YOUR TASK —
Answer these from the webinar recap below:
1. What is the title of the webinar episode the panel took part in?
2. Which university is Professor Manjeet Rege from?
3. What company is Scott Branum with?

TEXT PASSAGE START

Recently, I had the privilege of participating in the Schwegman Lundberg & Woessner’s Data Monetization webinar series.
In this particular episode - “Data Monetization in Manufacturing, Industrial & B2B” - the panel explored some of the opportunities and issues around monetizing data in the industrial marketplace.
The group discussed everything from the fundamentals of data generation and aggregation to using design thinking methodologies to create value by solving hard problems with information derived from data. Far from just being an academic discussion, the panel also reviewed companies that are seeing success with these constraints as well as some that are struggling.
Here are some key takeaways from each panelist’s presentation. If your company is working on digital transformation – or even considering it – this webinar episode is insightful, instructional, and inspiration. The full episode can be viewed here.
- Professor Manjeet Rege of the University of St. Thomas. Prof Rege’s discussion focused on the ongoing transformation of the industrial ecosystem from product-centric to services has informed the audience of how data enters the picture with traditional manufacturers. He touched on the transformation from products to services and now the use of IoT and data to provide digital services in addition the traditional services like maintenance, support, and consumables.
Equipment Finance takeaway: The diversity of available data sources and applications is continuously increasing. Equipment Finance leaders need to look not at the data they have and try to find a use, but rather they should identify problems they need to solve and ask “what kind of data can help me?”
- Scott Branum of Evoqua Water Technologies. Branum’s presentation was a deep tutorial on how a traditional industrial company makes the change outlined by Prof. Rege. He described Evoqua’s evolution away from being a product-centric company sending multiple sales people to any given customer site. He led the conversion of that product point-of-view into a more solution perspective with customer outcomes as the focus. Communicating products and the data that they generate have become the basis of delivering solutions and services that are more meaningful to their customers while being more cost effective to both produce and sell.

TEXT PASSAGE END
PROVIDED MATERIAL START

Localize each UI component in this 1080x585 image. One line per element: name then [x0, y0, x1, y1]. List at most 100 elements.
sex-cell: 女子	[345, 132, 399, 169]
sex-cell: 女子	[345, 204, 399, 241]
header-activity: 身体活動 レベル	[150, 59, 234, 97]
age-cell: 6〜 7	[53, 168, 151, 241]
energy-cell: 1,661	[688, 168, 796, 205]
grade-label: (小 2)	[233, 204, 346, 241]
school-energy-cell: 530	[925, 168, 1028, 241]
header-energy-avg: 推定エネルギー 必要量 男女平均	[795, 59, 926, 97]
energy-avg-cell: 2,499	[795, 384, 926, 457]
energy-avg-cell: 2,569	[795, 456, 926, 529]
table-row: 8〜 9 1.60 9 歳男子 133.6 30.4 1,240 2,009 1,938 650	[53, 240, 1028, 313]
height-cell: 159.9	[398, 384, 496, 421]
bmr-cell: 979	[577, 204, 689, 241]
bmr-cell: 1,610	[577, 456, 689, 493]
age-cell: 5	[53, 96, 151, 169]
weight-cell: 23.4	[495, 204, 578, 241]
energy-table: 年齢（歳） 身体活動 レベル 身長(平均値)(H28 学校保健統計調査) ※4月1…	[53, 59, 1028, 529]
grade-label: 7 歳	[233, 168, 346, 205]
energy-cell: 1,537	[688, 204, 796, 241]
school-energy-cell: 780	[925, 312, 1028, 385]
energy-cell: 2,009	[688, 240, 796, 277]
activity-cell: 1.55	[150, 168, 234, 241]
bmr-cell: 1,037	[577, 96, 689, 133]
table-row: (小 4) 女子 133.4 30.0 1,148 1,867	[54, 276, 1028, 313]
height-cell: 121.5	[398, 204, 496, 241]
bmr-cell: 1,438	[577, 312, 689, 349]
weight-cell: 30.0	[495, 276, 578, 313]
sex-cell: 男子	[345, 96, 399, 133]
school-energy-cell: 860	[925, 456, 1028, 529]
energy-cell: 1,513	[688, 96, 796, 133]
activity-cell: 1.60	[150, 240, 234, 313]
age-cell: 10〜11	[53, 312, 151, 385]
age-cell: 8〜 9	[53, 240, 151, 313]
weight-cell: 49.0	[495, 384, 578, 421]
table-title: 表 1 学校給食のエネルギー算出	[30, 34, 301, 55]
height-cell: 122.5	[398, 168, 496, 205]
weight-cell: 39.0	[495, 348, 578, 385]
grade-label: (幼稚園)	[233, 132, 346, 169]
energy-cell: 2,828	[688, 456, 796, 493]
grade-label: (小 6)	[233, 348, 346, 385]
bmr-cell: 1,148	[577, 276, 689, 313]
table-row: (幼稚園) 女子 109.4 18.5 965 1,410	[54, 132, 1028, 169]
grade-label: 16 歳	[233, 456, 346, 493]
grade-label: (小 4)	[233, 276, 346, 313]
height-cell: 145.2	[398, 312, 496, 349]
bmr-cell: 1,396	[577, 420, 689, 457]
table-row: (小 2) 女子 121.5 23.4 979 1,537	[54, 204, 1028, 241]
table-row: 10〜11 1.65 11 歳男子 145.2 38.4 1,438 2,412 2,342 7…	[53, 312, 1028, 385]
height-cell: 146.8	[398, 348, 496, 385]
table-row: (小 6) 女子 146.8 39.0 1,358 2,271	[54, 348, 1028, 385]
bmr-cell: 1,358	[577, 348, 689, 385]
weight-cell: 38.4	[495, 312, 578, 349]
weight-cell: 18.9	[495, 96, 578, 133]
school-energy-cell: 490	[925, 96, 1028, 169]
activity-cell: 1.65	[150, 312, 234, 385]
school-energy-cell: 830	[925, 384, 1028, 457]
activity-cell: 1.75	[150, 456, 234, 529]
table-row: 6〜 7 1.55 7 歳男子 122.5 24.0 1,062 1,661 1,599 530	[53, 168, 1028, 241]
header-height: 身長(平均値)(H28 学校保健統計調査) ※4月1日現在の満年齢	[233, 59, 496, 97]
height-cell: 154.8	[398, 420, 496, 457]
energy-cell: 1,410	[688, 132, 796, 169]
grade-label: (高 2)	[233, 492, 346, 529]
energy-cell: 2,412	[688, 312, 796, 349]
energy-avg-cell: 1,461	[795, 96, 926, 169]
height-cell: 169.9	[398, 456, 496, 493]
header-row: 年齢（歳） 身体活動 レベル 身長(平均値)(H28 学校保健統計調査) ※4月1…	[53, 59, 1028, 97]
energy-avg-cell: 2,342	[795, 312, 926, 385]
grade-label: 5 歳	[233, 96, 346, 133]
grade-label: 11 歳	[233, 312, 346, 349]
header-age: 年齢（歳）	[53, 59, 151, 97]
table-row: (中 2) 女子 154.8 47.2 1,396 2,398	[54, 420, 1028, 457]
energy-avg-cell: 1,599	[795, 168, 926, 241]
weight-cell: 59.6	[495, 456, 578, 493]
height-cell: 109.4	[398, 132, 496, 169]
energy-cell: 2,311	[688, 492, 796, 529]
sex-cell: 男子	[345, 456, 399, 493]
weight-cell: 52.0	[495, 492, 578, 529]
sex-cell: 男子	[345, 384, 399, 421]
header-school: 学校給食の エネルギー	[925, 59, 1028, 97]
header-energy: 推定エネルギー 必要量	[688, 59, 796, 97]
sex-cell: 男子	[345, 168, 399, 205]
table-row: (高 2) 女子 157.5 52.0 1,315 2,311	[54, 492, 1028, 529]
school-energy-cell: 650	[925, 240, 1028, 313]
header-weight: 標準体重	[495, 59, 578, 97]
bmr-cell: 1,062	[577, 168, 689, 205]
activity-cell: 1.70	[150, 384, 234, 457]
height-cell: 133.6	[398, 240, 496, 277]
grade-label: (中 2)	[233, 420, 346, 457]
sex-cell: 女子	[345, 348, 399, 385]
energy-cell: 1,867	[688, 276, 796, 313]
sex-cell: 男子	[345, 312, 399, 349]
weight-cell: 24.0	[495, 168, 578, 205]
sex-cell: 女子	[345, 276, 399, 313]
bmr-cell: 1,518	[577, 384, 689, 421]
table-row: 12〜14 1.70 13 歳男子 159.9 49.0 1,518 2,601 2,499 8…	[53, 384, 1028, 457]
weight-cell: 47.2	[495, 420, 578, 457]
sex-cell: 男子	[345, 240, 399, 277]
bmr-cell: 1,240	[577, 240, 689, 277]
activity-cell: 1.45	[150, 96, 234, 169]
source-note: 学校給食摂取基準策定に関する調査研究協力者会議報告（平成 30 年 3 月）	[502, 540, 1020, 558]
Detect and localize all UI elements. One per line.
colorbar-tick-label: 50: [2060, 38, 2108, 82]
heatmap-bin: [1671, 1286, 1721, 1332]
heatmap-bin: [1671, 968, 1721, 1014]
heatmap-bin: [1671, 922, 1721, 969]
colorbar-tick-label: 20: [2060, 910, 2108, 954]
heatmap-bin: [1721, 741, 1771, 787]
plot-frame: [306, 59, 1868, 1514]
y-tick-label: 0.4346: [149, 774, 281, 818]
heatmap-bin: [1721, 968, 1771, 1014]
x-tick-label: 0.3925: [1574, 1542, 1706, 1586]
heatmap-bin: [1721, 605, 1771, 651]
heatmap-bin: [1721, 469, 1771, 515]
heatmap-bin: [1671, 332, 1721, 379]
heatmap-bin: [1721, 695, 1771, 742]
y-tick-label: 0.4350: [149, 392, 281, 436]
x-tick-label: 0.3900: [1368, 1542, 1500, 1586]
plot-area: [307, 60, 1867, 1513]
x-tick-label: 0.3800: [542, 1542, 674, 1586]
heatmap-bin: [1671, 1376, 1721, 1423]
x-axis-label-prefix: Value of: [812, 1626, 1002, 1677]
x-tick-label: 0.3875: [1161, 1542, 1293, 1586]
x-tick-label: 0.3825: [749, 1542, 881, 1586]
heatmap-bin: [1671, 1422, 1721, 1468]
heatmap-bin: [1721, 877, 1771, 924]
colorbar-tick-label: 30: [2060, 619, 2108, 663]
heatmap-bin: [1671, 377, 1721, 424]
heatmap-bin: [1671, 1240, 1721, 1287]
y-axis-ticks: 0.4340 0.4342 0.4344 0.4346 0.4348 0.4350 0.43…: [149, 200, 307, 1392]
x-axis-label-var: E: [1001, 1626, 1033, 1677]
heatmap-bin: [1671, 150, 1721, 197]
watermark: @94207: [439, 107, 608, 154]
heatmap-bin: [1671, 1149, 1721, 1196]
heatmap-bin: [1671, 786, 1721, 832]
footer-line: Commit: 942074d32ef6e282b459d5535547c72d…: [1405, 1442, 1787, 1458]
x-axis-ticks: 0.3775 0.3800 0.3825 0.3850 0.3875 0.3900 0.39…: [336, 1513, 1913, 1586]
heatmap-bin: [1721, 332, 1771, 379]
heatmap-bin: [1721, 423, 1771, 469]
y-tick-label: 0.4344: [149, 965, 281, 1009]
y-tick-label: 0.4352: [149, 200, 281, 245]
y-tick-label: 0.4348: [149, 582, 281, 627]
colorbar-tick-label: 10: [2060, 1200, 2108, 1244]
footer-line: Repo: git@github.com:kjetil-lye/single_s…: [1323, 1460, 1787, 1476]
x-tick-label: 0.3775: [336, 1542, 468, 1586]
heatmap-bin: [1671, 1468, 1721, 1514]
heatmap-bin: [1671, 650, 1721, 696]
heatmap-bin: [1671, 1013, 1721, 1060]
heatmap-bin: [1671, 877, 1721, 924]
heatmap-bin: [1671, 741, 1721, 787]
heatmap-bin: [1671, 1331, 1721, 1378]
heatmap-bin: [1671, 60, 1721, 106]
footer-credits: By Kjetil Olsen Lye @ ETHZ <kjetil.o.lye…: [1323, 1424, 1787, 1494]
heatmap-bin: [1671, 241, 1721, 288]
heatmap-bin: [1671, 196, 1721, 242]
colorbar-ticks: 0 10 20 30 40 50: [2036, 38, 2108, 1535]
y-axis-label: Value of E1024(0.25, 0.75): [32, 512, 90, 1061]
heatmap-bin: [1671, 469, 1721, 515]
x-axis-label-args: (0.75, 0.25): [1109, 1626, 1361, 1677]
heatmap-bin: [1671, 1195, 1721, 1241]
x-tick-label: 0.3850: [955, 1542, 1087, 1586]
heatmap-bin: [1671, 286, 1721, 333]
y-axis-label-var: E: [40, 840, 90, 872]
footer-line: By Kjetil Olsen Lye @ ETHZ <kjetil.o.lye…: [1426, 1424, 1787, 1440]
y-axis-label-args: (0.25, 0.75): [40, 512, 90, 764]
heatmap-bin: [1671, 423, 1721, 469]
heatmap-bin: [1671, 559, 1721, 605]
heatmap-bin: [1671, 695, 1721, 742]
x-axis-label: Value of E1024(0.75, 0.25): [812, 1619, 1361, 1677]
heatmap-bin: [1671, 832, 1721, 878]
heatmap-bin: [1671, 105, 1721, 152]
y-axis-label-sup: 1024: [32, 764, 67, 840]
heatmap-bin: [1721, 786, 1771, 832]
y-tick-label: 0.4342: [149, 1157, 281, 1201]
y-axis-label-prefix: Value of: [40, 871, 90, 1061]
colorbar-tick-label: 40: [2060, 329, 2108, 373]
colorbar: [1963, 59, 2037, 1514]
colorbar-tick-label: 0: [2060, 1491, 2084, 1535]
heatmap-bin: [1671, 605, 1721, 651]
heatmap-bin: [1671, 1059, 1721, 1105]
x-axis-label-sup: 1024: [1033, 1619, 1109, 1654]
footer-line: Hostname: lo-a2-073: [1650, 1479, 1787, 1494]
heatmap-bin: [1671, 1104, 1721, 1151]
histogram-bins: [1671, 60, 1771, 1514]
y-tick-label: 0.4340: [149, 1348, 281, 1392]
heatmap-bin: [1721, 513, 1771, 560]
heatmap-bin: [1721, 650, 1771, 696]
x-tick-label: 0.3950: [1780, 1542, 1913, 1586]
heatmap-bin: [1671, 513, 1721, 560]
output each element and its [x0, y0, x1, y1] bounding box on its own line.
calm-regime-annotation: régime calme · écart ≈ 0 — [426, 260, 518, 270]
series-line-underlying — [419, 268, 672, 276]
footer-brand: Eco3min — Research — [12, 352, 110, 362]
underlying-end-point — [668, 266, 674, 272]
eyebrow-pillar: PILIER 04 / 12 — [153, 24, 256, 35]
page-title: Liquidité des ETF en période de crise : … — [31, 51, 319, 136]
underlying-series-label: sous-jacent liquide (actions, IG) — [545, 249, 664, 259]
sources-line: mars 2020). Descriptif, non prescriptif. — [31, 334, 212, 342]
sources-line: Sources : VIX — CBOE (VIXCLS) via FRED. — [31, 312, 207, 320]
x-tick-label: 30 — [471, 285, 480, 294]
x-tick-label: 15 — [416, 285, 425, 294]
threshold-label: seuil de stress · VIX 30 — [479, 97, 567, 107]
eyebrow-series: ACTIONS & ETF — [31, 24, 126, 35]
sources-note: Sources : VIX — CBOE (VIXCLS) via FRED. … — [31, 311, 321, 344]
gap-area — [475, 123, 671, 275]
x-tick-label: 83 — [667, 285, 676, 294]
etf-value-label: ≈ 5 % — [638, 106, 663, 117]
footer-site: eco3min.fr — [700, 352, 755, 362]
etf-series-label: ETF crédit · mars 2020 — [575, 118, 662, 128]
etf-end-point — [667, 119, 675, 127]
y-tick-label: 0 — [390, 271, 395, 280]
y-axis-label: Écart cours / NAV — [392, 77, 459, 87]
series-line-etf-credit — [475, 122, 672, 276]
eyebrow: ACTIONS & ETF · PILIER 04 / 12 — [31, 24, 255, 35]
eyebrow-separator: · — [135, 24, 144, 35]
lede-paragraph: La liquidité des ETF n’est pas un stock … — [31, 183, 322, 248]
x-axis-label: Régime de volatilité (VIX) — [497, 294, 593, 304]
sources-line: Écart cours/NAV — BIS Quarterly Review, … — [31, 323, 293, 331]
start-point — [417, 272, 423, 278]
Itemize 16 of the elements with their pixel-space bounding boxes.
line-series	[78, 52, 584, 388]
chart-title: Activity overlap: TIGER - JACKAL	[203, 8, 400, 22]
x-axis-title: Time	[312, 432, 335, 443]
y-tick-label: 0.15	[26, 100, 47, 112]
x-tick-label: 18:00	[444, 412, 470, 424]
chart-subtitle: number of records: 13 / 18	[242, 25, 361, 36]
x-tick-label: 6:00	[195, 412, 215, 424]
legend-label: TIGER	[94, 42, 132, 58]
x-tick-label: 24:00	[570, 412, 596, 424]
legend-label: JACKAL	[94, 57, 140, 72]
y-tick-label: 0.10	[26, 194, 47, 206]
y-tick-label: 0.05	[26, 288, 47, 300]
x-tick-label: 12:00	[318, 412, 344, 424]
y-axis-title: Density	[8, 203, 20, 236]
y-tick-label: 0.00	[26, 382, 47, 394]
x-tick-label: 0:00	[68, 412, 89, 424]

PROVIDED MATERIAL END

PROBLEM SOLUTION —
1. "Data Monetization in Manufacturing, Industrial & B2B"
2. The University of St. Thomas
3. Evoqua Water Technologies